Required task | Copy out each line below exactly as it appears.

Records for the exercise |
━━━
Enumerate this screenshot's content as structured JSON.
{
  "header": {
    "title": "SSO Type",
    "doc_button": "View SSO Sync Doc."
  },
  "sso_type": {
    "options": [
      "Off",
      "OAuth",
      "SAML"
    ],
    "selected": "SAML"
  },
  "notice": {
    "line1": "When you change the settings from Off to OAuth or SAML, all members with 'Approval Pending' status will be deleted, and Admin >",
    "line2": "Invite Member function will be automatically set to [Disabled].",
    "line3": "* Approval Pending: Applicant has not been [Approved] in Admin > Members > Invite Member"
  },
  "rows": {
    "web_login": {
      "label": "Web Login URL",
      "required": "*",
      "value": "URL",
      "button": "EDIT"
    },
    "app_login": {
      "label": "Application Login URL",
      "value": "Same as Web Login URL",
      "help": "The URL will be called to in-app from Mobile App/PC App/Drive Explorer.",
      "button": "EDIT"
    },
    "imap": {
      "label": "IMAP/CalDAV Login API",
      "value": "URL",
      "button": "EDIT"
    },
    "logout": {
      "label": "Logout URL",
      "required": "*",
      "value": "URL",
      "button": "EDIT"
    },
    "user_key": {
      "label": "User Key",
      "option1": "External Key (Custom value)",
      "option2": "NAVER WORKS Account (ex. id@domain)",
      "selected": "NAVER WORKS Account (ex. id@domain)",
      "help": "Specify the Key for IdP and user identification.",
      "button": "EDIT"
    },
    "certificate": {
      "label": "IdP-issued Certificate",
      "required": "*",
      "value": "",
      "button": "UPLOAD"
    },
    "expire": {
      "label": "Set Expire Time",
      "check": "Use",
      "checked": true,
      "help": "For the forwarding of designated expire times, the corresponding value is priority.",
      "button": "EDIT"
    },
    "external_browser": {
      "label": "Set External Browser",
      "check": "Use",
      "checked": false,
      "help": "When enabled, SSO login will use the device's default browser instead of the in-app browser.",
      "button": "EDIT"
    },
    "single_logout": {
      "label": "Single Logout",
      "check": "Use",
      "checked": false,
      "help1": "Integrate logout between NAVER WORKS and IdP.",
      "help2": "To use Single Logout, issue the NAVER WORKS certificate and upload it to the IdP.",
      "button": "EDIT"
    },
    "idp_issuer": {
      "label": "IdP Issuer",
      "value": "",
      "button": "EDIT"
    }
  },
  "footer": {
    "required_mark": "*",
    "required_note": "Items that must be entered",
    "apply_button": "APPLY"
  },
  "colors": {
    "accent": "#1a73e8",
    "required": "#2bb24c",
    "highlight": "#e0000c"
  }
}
━━━
In response |
Enumerate this screenshot's content as structured JSON.
{
  "header": {
    "title": "SSO Type",
    "doc_button": "View SSO Sync Doc."
  },
  "sso_type": {
    "options": [
      "Off",
      "OAuth",
      "SAML"
    ],
    "selected": "SAML"
  },
  "notice": {
    "line1": "When you change the settings from Off to OAuth or SAML, all members with 'Approval Pending' status will be deleted, and Admin >",
    "line2": "Invite Member function will be automatically set to [Disabled].",
    "line3": "* Approval Pending: Applicant has not been [Approved] in Admin > Members > Invite Member"
  },
  "rows": {
    "web_login": {
      "label": "Web Login URL",
      "required": "*",
      "value": "URL",
      "button": "EDIT"
    },
    "app_login": {
      "label": "Application Login URL",
      "value": "Same as Web Login URL",
      "help": "The URL will be called to in-app from Mobile App/PC App/Drive Explorer.",
      "button": "EDIT"
    },
    "imap": {
      "label": "IMAP/CalDAV Login API",
      "value": "URL",
      "button": "EDIT"
    },
    "logout": {
      "label": "Logout URL",
      "required": "*",
      "value": "URL",
      "button": "EDIT"
    },
    "user_key": {
      "label": "User Key",
      "option1": "External Key (Custom value)",
      "option2": "NAVER WORKS Account (ex. id@domain)",
      "selected": "NAVER WORKS Account (ex. id@domain)",
      "help": "Specify the Key for IdP and user identification.",
      "button": "EDIT"
    },
    "certificate": {
      "label": "IdP-issued Certificate",
      "required": "*",
      "value": "",
      "button": "UPLOAD"
    },
    "expire": {
      "label": "Set Expire Time",
      "check": "Use",
      "checked": true,
      "help": "For the forwarding of designated expire times, the corresponding value is priority.",
      "button": "EDIT"
    },
    "external_browser": {
      "label": "Set External Browser",
      "check": "Use",
      "checked": false,
      "help": "When enabled, SSO login will use the device's default browser instead of the in-app browser.",
      "button": "EDIT"
    },
    "single_logout": {
      "label": "Single Logout",
      "check": "Use",
      "checked": false,
      "help1": "Integrate logout between NAVER WORKS and IdP.",
      "help2": "To use Single Logout, issue the NAVER WORKS certificate and upload it to the IdP.",
      "button": "EDIT"
    },
    "idp_issuer": {
      "label": "IdP Issuer",
      "value": "",
      "button": "EDIT"
    }
  },
  "footer": {
    "required_mark": "*",
    "required_note": "Items that must be entered",
    "apply_button": "APPLY"
  },
  "colors": {
    "accent": "#1a73e8",
    "required": "#2bb24c",
    "highlight": "#e0000c"
  }
}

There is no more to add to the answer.